__Given data__.
— start —

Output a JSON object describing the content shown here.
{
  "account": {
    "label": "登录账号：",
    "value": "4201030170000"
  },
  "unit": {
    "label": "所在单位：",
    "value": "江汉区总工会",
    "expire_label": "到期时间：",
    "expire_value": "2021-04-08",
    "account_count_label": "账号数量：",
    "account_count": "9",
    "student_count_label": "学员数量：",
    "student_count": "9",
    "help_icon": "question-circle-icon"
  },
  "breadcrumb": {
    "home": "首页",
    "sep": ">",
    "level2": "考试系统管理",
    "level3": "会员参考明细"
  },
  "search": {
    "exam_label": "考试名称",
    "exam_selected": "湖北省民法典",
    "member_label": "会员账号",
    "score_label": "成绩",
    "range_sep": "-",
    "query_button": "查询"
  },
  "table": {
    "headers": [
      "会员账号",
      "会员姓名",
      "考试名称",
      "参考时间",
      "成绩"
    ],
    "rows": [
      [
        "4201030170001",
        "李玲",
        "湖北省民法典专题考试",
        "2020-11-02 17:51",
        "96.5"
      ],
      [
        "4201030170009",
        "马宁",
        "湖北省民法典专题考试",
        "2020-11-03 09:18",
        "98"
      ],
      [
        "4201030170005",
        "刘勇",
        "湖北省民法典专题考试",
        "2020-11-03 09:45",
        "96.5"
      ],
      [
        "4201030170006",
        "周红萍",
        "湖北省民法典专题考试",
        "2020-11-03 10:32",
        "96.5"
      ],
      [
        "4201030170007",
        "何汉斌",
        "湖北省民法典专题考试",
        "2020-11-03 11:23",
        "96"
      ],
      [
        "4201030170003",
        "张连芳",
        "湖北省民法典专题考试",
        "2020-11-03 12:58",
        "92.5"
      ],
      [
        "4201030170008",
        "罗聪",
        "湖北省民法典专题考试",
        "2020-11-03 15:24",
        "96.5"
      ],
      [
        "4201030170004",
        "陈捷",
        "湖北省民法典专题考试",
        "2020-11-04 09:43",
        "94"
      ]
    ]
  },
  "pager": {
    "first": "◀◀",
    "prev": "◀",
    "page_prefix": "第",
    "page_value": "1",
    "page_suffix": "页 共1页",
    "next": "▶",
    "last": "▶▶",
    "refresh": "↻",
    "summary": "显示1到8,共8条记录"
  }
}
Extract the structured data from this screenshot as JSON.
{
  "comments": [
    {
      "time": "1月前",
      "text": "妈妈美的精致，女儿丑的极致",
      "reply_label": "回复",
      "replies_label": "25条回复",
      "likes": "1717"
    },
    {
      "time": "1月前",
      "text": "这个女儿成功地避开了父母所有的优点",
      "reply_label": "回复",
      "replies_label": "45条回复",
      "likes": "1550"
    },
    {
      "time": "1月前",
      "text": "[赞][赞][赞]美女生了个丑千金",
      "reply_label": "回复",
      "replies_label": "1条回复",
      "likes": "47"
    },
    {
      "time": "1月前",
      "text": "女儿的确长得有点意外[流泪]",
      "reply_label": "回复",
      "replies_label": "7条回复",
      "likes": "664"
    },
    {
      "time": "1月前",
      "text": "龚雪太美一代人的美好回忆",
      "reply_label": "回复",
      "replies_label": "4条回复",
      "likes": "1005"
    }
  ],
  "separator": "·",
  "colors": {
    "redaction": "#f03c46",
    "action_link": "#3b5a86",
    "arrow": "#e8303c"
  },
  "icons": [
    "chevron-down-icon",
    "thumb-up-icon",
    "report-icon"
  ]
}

— end —

__What you have to do__.
Above are the records. Identify each line that contains the word "JSON".

__Answer to this exercise__.
Output a JSON object describing the content shown here.
Extract the structured data from this screenshot as JSON.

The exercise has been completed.